Your goal: Copy every record exactly, and keep the pictures out.

==== The records

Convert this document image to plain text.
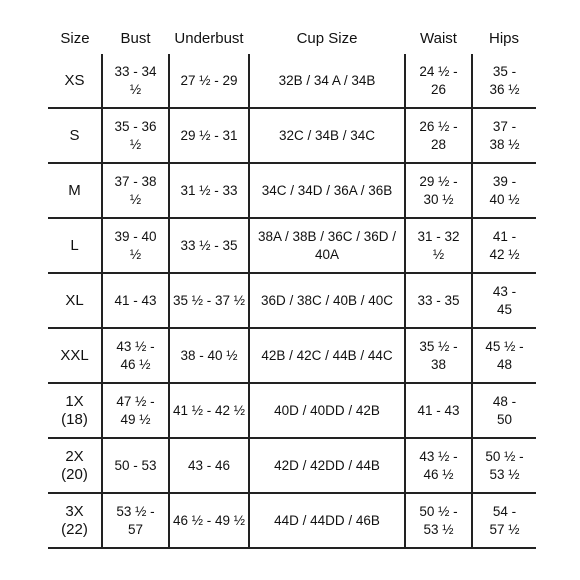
Size	Bust	Underbust	Cup Size	Waist	Hips
XS	33 - 34 ½	27 ½ - 29	32B / 34 A / 34B	24 ½ - 26	35 - 36 ½
S	35 - 36 ½	29 ½ - 31	32C / 34B / 34C	26 ½ - 28	37 - 38 ½
M	37 - 38 ½	31 ½ - 33	34C / 34D / 36A / 36B	29 ½ - 30 ½	39 - 40 ½
L	39 - 40 ½	33 ½ - 35	38A / 38B / 36C / 36D / 40A	31 - 32 ½	41 - 42 ½
XL	41 - 43	35 ½ - 37 ½	36D / 38C / 40B / 40C	33 - 35	43 - 45
XXL	43 ½ - 46 ½	38 - 40 ½	42B / 42C / 44B / 44C	35 ½ - 38	45 ½ - 48
1X (18)	47 ½ - 49 ½	41 ½ - 42 ½	40D / 40DD / 42B	41 - 43	48 - 50
2X (20)	50 - 53	43 - 46	42D / 42DD / 44B	43 ½ - 46 ½	50 ½ - 53 ½
3X (22)	53 ½ - 57	46 ½ - 49 ½	44D / 44DD / 46B	50 ½ - 53 ½	54 - 57 ½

========

Problem solution:
Convert this document image to plain text.
Size	Bust	Underbust	Cup Size	Waist	Hips
XS	33 - 34 ½	27 ½ - 29	32B / 34 A / 34B	24 ½ - 26	35 - 36 ½
S	35 - 36 ½	29 ½ - 31	32C / 34B / 34C	26 ½ - 28	37 - 38 ½
M	37 - 38 ½	31 ½ - 33	34C / 34D / 36A / 36B	29 ½ - 30 ½	39 - 40 ½
L	39 - 40 ½	33 ½ - 35	38A / 38B / 36C / 36D / 40A	31 - 32 ½	41 - 42 ½
XL	41 - 43	35 ½ - 37 ½	36D / 38C / 40B / 40C	33 - 35	43 - 45
XXL	43 ½ - 46 ½	38 - 40 ½	42B / 42C / 44B / 44C	35 ½ - 38	45 ½ - 48
1X (18)	47 ½ - 49 ½	41 ½ - 42 ½	40D / 40DD / 42B	41 - 43	48 - 50
2X (20)	50 - 53	43 - 46	42D / 42DD / 44B	43 ½ - 46 ½	50 ½ - 53 ½
3X (22)	53 ½ - 57	46 ½ - 49 ½	44D / 44DD / 46B	50 ½ - 53 ½	54 - 57 ½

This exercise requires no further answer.